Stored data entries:
◇ ◇ ◇ ◇

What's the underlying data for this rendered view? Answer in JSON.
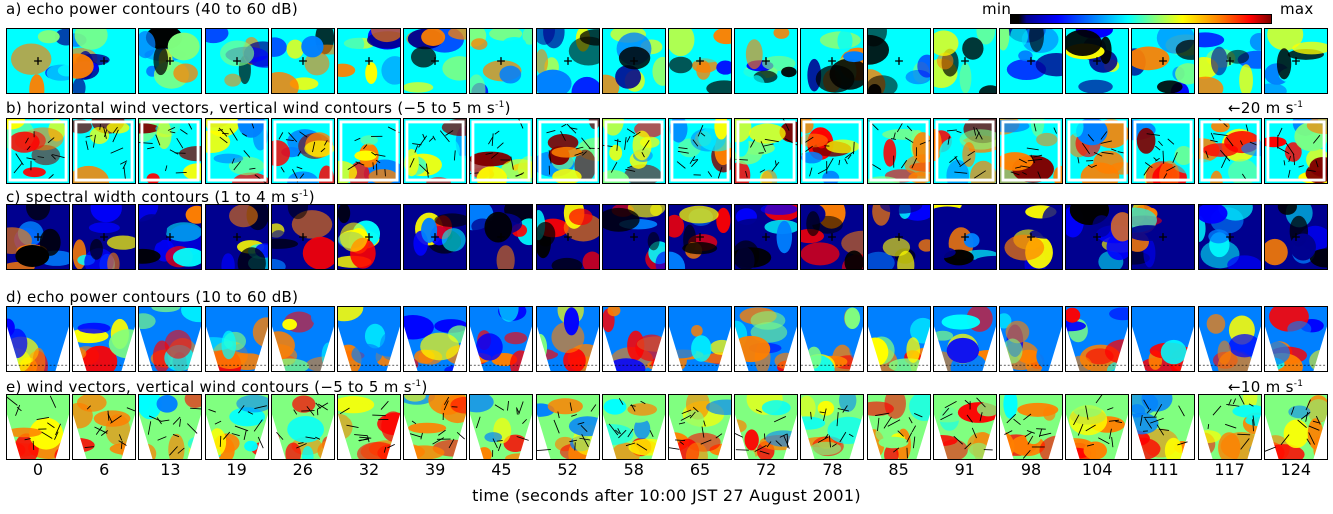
{
  "figure": {
    "panel_labels": {
      "a": "a) echo power contours (40 to 60 dB)",
      "b": "b) horizontal wind vectors, vertical wind contours (−5 to 5 m s",
      "b_sup": "-1",
      "b_end": ")",
      "c": "c) spectral width contours (1 to 4 m s",
      "c_sup": "-1",
      "c_end": ")",
      "d": "d) echo power contours (10 to 60 dB)",
      "e": "e) wind vectors, vertical wind contours (−5 to 5 m s",
      "e_sup": "-1",
      "e_end": ")"
    },
    "colorbar": {
      "min_label": "min",
      "max_label": "max"
    },
    "scale_b": {
      "arrow": "←",
      "text": "20 m s",
      "sup": "-1"
    },
    "scale_e": {
      "arrow": "←",
      "text": "10 m s",
      "sup": "-1"
    },
    "time_ticks": [
      "0",
      "6",
      "13",
      "19",
      "26",
      "32",
      "39",
      "45",
      "52",
      "58",
      "65",
      "72",
      "78",
      "85",
      "91",
      "98",
      "104",
      "111",
      "117",
      "124"
    ],
    "xlabel": "time (seconds after 10:00 JST 27 August 2001)",
    "colors": {
      "dark": "#000000",
      "navy": "#00008f",
      "blue": "#0000ff",
      "sky": "#0080ff",
      "cyan": "#00ffff",
      "green": "#80ff80",
      "yellow": "#ffff00",
      "orange": "#ff8000",
      "red": "#ff0000",
      "maroon": "#800000"
    }
  }
}
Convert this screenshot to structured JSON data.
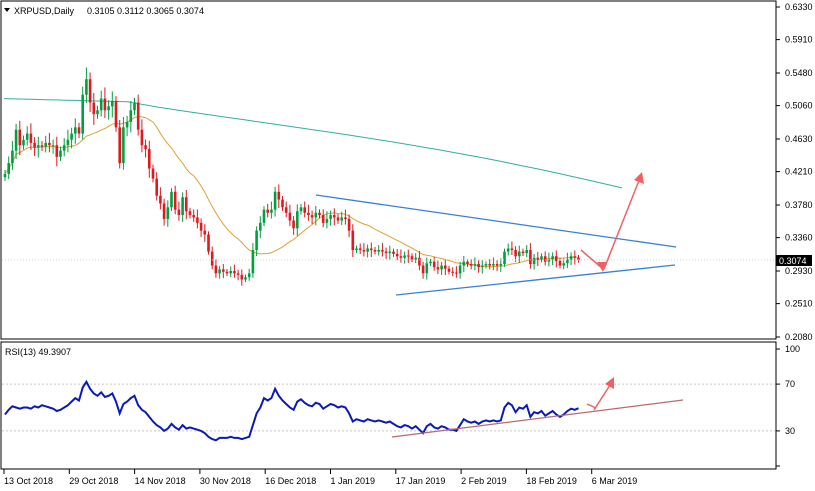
{
  "window": {
    "symbol_label": "XRPUSD,Daily",
    "ohlc_label": "0.3105 0.3112 0.3065 0.3074",
    "last_price_badge": "0.3074"
  },
  "colors": {
    "bull_candle": "#00a040",
    "bear_candle": "#e0191f",
    "ma_short": "#e0a030",
    "ma_long": "#30b0a0",
    "trendline": "#3a7fd6",
    "rsi_line": "#0a1ab8",
    "rsi_trend": "#b86a6a",
    "arrow": "#f06060",
    "axis": "#000000"
  },
  "chart_data": [
    {
      "type": "candlestick",
      "price_axis_ticks": [
        "0.6330",
        "0.5910",
        "0.5480",
        "0.5060",
        "0.4630",
        "0.4210",
        "0.3780",
        "0.3360",
        "0.2930",
        "0.2510",
        "0.2080"
      ],
      "ylim": [
        0.208,
        0.633
      ],
      "date_ticks": [
        "13 Oct 2018",
        "29 Oct 2018",
        "14 Nov 2018",
        "30 Nov 2018",
        "16 Dec 2018",
        "1 Jan 2019",
        "17 Jan 2019",
        "2 Feb 2019",
        "18 Feb 2019",
        "6 Mar 2019"
      ],
      "last_close": 0.3074,
      "closes": [
        0.418,
        0.432,
        0.448,
        0.475,
        0.455,
        0.462,
        0.47,
        0.458,
        0.452,
        0.455,
        0.453,
        0.458,
        0.455,
        0.455,
        0.44,
        0.448,
        0.455,
        0.462,
        0.47,
        0.478,
        0.47,
        0.52,
        0.54,
        0.51,
        0.495,
        0.5,
        0.515,
        0.5,
        0.505,
        0.512,
        0.478,
        0.432,
        0.478,
        0.485,
        0.5,
        0.51,
        0.475,
        0.455,
        0.45,
        0.425,
        0.412,
        0.39,
        0.38,
        0.36,
        0.375,
        0.395,
        0.372,
        0.365,
        0.388,
        0.37,
        0.365,
        0.362,
        0.355,
        0.345,
        0.34,
        0.318,
        0.3,
        0.29,
        0.295,
        0.292,
        0.29,
        0.293,
        0.29,
        0.288,
        0.282,
        0.285,
        0.29,
        0.32,
        0.345,
        0.355,
        0.372,
        0.368,
        0.372,
        0.395,
        0.385,
        0.375,
        0.368,
        0.358,
        0.348,
        0.37,
        0.375,
        0.368,
        0.365,
        0.362,
        0.368,
        0.365,
        0.355,
        0.36,
        0.365,
        0.362,
        0.358,
        0.362,
        0.36,
        0.345,
        0.32,
        0.322,
        0.32,
        0.318,
        0.322,
        0.32,
        0.318,
        0.32,
        0.318,
        0.316,
        0.318,
        0.315,
        0.312,
        0.31,
        0.313,
        0.312,
        0.308,
        0.31,
        0.3,
        0.29,
        0.303,
        0.305,
        0.298,
        0.295,
        0.3,
        0.296,
        0.292,
        0.291,
        0.29,
        0.3,
        0.305,
        0.302,
        0.3,
        0.302,
        0.298,
        0.3,
        0.302,
        0.3,
        0.302,
        0.3,
        0.302,
        0.318,
        0.322,
        0.32,
        0.312,
        0.318,
        0.316,
        0.32,
        0.302,
        0.31,
        0.308,
        0.312,
        0.305,
        0.308,
        0.312,
        0.306,
        0.3,
        0.303,
        0.308,
        0.312,
        0.31,
        0.3074
      ]
    },
    {
      "type": "line",
      "title": "RSI(13) 49.3907",
      "ylim": [
        0,
        100
      ],
      "levels": [
        "100",
        "70",
        "30",
        "0"
      ],
      "values": [
        44,
        48,
        51,
        50,
        49,
        50,
        50,
        49,
        51,
        50,
        52,
        51,
        50,
        49,
        47,
        48,
        50,
        52,
        55,
        58,
        56,
        67,
        72,
        66,
        62,
        60,
        63,
        59,
        60,
        62,
        55,
        45,
        53,
        55,
        58,
        60,
        52,
        48,
        46,
        42,
        38,
        35,
        33,
        30,
        32,
        36,
        33,
        31,
        35,
        32,
        33,
        32,
        31,
        30,
        28,
        25,
        23,
        22,
        24,
        24,
        24,
        25,
        24,
        24,
        23,
        24,
        25,
        35,
        45,
        50,
        58,
        56,
        58,
        66,
        60,
        56,
        53,
        50,
        48,
        55,
        57,
        54,
        52,
        51,
        54,
        53,
        49,
        51,
        53,
        52,
        50,
        51,
        50,
        45,
        38,
        40,
        39,
        38,
        40,
        39,
        38,
        39,
        38,
        37,
        38,
        36,
        34,
        33,
        35,
        34,
        32,
        34,
        31,
        28,
        34,
        36,
        33,
        32,
        34,
        33,
        31,
        31,
        30,
        35,
        40,
        38,
        37,
        38,
        36,
        38,
        39,
        38,
        39,
        38,
        39,
        50,
        54,
        52,
        46,
        50,
        49,
        52,
        42,
        46,
        45,
        47,
        43,
        45,
        47,
        44,
        42,
        44,
        47,
        49,
        48,
        49.39
      ]
    }
  ]
}
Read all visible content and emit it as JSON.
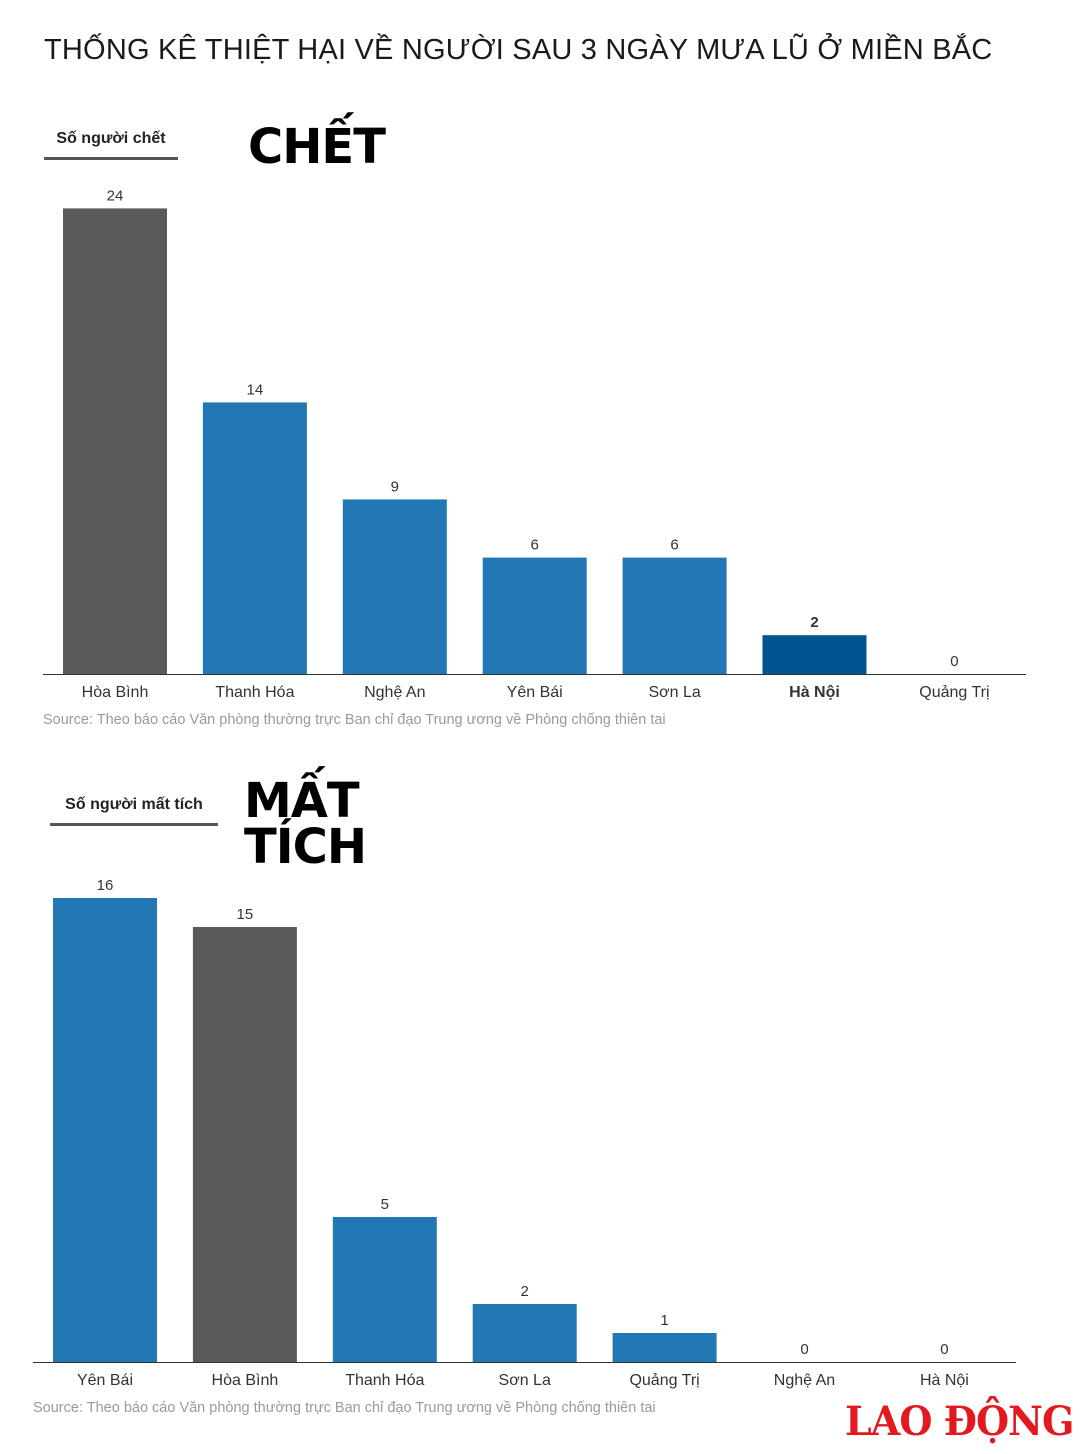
{
  "title": "THỐNG KÊ THIỆT HẠI VỀ NGƯỜI SAU 3 NGÀY MƯA LŨ Ở MIỀN BẮC",
  "logo_text": "LAO ĐỘNG",
  "sections": [
    {
      "label": "Số người chết",
      "word_lines": [
        "CHẾT"
      ],
      "source": "Source: Theo báo cáo Văn phòng thường trực Ban chỉ đạo Trung ương về Phòng chống thiên tai"
    },
    {
      "label": "Số người mất tích",
      "word_lines": [
        "MẤT",
        "TÍCH"
      ],
      "source": "Source: Theo báo cáo Văn phòng thường trực Ban chỉ đạo Trung ương về Phòng chống thiên tai"
    }
  ],
  "colors": {
    "blue": "#2278b5",
    "gray": "#5a5a5a",
    "dark_blue": "#005590"
  },
  "chart_data": [
    {
      "type": "bar",
      "categories": [
        "Hòa Bình",
        "Thanh Hóa",
        "Nghệ An",
        "Yên Bái",
        "Sơn La",
        "Hà Nội",
        "Quảng Trị"
      ],
      "values": [
        24,
        14,
        9,
        6,
        6,
        2,
        0
      ],
      "bar_colors": [
        "gray",
        "blue",
        "blue",
        "blue",
        "blue",
        "dark_blue",
        "blue"
      ],
      "bold_category": "Hà Nội"
    },
    {
      "type": "bar",
      "categories": [
        "Yên Bái",
        "Hòa Bình",
        "Thanh Hóa",
        "Sơn La",
        "Quảng Trị",
        "Nghệ An",
        "Hà Nội"
      ],
      "values": [
        16,
        15,
        5,
        2,
        1,
        0,
        0
      ],
      "bar_colors": [
        "blue",
        "gray",
        "blue",
        "blue",
        "blue",
        "blue",
        "blue"
      ],
      "bold_category": ""
    }
  ]
}
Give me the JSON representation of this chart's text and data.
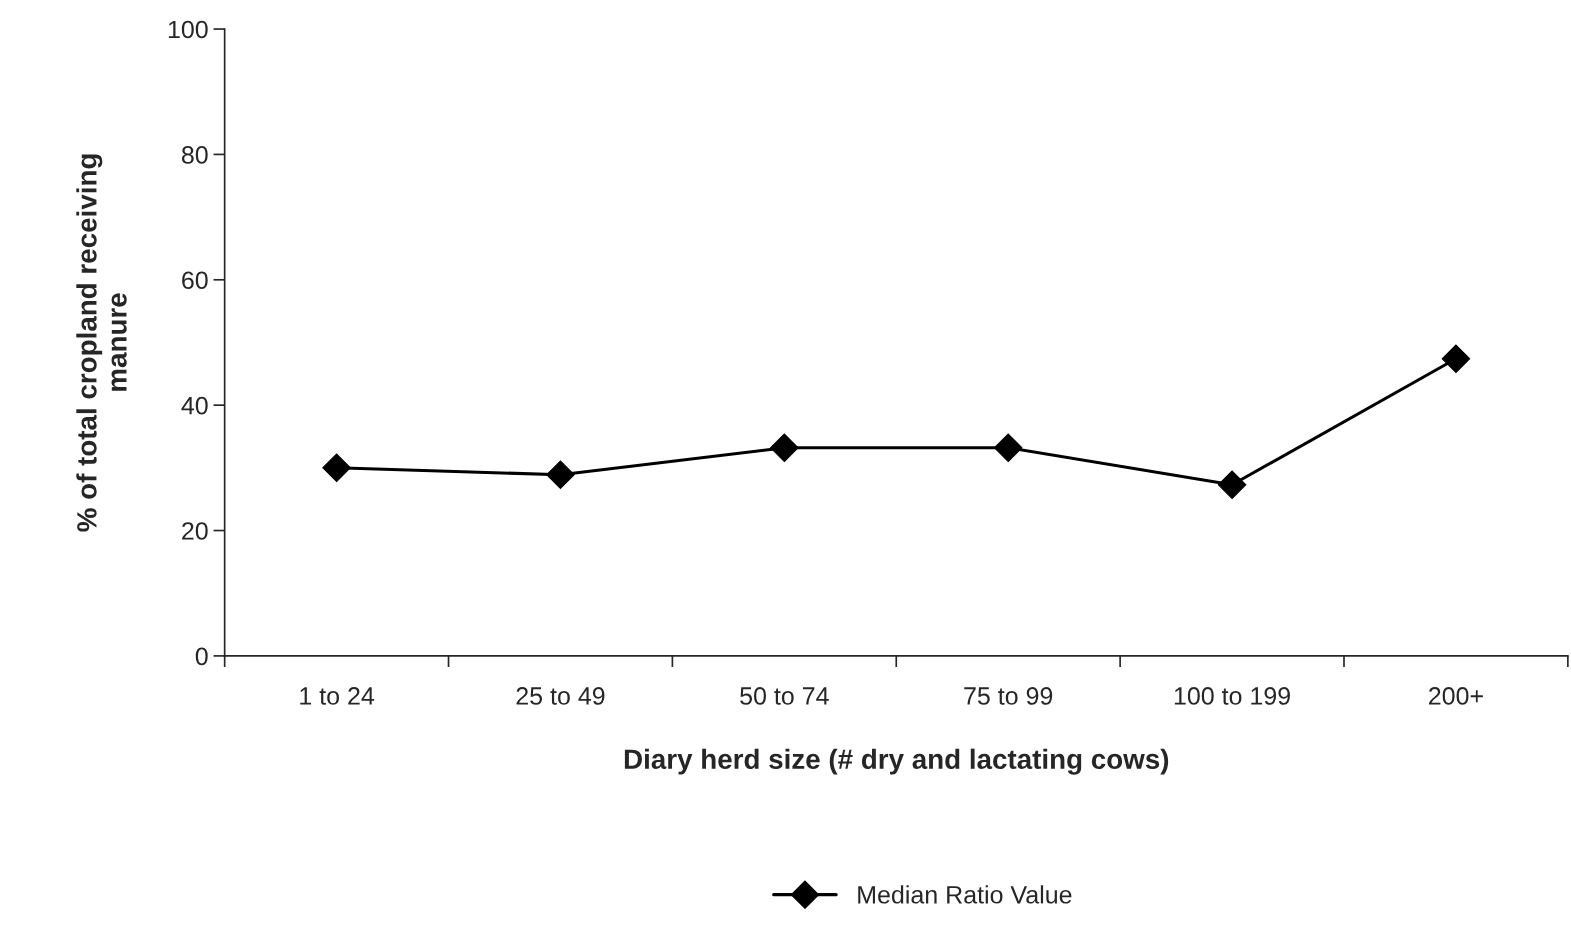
{
  "chart_data": {
    "type": "line",
    "xlabel": "Diary herd size (# dry and lactating cows)",
    "ylabel": "% of total cropland receiving\nmanure",
    "categories": [
      "1 to 24",
      "25 to 49",
      "50 to 74",
      "75 to 99",
      "100 to 199",
      "200+"
    ],
    "series": [
      {
        "name": "Median Ratio Value",
        "color": "#000000",
        "values": [
          30.0,
          28.9,
          33.2,
          33.2,
          27.3,
          47.4
        ]
      }
    ],
    "ylim": [
      0,
      100
    ],
    "yticks": [
      0,
      20,
      40,
      60,
      80,
      100
    ],
    "marker": "diamond",
    "line_style": "solid",
    "grid": false,
    "legend": "bottom"
  }
}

◇ ◇ ◇ ◇

REQUEST:
Pick out each line above that includes "JSON" and show it.

WRITTEN ANSWER:
What's the underlying data for this rendered view? Answer in JSON.
Convert this screenshot to structured JSON data.
Read all visible content and emit it as JSON.
Give me the JSON representation of this chart's text and data.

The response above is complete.